* _Input for this task_:
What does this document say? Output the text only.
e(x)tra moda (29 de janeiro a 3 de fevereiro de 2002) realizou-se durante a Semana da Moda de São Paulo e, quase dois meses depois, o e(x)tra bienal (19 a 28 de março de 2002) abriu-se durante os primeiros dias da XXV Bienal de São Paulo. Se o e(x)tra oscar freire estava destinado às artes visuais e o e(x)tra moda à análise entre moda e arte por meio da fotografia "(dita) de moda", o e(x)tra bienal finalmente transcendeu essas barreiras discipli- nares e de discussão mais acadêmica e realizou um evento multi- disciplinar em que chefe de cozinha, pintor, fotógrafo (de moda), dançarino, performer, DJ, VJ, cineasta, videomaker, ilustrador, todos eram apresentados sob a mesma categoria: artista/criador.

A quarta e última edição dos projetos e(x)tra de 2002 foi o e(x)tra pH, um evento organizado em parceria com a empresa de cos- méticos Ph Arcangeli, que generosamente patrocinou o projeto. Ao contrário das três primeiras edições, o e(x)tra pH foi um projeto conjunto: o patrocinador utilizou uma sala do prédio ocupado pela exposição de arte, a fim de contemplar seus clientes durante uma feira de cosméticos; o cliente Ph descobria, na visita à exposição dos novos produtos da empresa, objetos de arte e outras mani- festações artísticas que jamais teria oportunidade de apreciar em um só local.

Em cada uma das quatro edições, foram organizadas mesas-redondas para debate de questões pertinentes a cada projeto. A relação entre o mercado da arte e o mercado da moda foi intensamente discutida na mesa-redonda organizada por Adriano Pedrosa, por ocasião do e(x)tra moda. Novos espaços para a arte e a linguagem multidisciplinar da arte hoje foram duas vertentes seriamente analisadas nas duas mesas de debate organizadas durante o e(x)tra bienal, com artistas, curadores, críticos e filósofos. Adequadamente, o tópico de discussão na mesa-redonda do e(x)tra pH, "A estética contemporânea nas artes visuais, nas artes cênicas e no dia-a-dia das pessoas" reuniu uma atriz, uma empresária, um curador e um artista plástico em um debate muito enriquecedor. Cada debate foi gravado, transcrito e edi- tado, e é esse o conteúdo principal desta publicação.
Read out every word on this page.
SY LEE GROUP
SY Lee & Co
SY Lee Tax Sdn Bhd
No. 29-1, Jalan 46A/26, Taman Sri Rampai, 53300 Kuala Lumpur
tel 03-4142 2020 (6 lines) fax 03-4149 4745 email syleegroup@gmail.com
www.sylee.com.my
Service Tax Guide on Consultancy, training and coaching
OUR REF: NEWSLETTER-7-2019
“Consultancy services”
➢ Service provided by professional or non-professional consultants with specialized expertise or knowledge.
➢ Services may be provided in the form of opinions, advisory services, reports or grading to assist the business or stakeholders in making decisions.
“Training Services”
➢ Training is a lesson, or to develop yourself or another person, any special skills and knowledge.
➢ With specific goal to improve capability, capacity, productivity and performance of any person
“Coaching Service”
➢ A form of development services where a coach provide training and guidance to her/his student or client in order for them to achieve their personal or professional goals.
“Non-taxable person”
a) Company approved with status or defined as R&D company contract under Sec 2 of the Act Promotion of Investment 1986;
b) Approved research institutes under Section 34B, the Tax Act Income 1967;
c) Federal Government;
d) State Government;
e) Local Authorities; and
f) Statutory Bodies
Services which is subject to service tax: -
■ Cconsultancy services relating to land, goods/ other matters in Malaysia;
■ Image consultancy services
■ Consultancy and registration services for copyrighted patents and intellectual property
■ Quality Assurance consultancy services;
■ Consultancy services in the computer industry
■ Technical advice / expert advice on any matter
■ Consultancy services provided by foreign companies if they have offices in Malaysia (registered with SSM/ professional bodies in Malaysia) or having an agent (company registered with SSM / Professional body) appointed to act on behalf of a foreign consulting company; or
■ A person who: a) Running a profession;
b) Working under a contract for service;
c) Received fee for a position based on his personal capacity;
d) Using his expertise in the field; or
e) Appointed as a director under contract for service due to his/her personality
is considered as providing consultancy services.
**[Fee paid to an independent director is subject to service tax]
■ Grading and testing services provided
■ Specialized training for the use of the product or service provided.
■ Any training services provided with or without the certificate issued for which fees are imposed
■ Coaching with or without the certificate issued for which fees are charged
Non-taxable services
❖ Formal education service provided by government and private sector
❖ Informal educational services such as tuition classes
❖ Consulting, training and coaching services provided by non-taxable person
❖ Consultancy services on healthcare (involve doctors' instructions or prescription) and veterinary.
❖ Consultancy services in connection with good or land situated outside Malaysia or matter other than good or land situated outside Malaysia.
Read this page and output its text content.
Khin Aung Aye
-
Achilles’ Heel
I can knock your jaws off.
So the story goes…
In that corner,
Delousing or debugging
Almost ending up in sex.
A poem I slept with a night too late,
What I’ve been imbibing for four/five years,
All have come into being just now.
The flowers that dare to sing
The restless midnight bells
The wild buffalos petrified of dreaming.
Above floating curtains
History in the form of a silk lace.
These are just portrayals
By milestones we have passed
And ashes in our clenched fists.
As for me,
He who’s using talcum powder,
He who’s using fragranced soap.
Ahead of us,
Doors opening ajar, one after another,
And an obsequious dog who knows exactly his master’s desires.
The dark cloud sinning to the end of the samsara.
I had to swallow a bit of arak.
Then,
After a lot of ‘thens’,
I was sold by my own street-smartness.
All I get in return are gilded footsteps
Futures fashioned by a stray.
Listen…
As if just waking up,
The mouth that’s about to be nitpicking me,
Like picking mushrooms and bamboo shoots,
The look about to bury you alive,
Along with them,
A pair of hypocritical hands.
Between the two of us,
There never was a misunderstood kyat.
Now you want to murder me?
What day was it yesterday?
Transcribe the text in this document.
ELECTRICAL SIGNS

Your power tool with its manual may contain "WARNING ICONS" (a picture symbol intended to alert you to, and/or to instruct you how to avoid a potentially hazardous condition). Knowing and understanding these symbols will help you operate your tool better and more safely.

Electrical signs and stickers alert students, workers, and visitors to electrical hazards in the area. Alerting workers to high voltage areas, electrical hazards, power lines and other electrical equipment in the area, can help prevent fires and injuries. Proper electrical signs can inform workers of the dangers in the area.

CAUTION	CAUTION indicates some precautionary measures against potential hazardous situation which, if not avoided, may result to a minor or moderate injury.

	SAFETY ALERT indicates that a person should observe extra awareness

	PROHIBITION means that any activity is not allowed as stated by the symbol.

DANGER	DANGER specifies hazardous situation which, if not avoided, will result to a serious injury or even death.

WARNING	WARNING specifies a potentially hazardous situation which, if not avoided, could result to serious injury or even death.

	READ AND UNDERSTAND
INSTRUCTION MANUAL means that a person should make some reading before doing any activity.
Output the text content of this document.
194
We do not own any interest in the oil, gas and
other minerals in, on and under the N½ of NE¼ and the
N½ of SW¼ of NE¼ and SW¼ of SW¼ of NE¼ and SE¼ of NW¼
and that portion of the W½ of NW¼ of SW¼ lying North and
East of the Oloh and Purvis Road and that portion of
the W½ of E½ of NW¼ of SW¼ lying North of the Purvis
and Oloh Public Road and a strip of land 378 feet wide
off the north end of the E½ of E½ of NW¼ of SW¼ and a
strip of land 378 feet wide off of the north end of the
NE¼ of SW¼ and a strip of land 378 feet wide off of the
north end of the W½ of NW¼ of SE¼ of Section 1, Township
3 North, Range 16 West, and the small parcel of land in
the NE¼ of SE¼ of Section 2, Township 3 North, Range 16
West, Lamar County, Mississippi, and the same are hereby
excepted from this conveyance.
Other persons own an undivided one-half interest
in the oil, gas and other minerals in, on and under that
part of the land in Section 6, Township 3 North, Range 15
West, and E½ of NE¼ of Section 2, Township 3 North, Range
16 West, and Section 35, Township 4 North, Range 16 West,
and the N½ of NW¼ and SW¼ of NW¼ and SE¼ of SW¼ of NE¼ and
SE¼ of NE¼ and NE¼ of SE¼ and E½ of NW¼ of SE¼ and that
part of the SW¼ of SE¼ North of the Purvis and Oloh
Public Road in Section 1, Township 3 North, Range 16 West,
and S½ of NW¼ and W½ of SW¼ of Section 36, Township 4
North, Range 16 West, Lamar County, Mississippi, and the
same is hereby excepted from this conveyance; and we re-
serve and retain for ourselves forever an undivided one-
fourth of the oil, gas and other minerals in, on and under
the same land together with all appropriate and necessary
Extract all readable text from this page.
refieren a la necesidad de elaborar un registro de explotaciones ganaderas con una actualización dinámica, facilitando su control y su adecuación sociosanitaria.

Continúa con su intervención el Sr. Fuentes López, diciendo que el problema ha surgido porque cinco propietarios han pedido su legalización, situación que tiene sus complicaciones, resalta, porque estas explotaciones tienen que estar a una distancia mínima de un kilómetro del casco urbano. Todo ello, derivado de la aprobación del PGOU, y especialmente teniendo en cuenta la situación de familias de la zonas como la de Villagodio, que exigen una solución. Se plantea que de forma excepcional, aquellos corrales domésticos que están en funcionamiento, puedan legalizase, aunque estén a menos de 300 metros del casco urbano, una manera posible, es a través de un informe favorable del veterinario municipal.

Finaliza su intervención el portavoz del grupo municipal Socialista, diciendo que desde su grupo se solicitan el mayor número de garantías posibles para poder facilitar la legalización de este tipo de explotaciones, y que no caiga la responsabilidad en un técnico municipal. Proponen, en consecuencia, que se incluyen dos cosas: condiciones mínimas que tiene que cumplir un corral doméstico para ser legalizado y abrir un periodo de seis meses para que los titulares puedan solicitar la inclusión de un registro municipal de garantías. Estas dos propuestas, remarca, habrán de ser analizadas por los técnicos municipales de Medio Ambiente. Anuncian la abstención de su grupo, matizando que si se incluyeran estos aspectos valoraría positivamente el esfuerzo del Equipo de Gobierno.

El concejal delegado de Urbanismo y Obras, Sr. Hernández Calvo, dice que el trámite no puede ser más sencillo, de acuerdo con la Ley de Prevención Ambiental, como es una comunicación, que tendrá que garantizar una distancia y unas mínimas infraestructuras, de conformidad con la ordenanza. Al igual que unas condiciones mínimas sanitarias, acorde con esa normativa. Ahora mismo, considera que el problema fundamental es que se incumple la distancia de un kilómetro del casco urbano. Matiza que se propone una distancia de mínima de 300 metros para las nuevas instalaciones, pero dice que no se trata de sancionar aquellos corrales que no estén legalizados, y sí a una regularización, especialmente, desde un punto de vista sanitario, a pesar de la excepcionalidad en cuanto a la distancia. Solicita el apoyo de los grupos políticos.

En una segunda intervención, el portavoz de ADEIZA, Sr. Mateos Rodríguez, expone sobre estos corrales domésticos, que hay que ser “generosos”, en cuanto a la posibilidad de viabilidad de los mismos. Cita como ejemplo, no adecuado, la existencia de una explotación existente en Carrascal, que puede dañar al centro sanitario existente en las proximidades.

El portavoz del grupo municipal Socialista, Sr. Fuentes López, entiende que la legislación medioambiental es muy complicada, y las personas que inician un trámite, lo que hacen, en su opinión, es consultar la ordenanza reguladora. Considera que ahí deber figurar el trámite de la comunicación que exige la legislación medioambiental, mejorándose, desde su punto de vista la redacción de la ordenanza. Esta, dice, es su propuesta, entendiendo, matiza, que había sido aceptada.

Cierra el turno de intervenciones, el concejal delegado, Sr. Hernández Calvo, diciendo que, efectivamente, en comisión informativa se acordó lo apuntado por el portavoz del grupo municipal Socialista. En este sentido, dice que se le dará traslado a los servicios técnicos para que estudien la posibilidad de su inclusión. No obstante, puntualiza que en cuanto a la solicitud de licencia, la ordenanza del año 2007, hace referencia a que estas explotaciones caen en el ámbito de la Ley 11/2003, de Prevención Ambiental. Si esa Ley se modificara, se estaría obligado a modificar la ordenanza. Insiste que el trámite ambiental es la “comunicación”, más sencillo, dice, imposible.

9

* _Stated problem_:
Copy each line of the listing that holds the word "Fuentes".

* _Response to the task_:
Continúa con su intervención el Sr. Fuentes López, diciendo que el problema ha surgido porque cinco propietarios han pedido su legalización, situación que tiene sus complicaciones, resalta, porque estas explotaciones tienen que estar a una distancia mínima de un kilómetro del casco urbano. Todo ello, derivado de la aprobación del PGOU, y especialmente teniendo en cuenta la situación de familias de la zonas como la de Villagodio, que exigen una solución. Se plantea que de forma excepcional, aquellos corrales domésticos que están en funcionamiento, puedan legalizase, aunque estén a menos de 300 metros del casco urbano, una manera posible, es a través de un informe favorable del veterinario municipal.
El portavoz del grupo municipal Socialista, Sr. Fuentes López, entiende que la legislación medioambiental es muy complicada, y las personas que inician un trámite, lo que hacen, en su opinión, es consultar la ordenanza reguladora. Considera que ahí deber figurar el trámite de la comunicación que exige la legislación medioambiental, mejorándose, desde su punto de vista la redacción de la ordenanza. Esta, dice, es su propuesta, entendiendo, matiza, que había sido aceptada.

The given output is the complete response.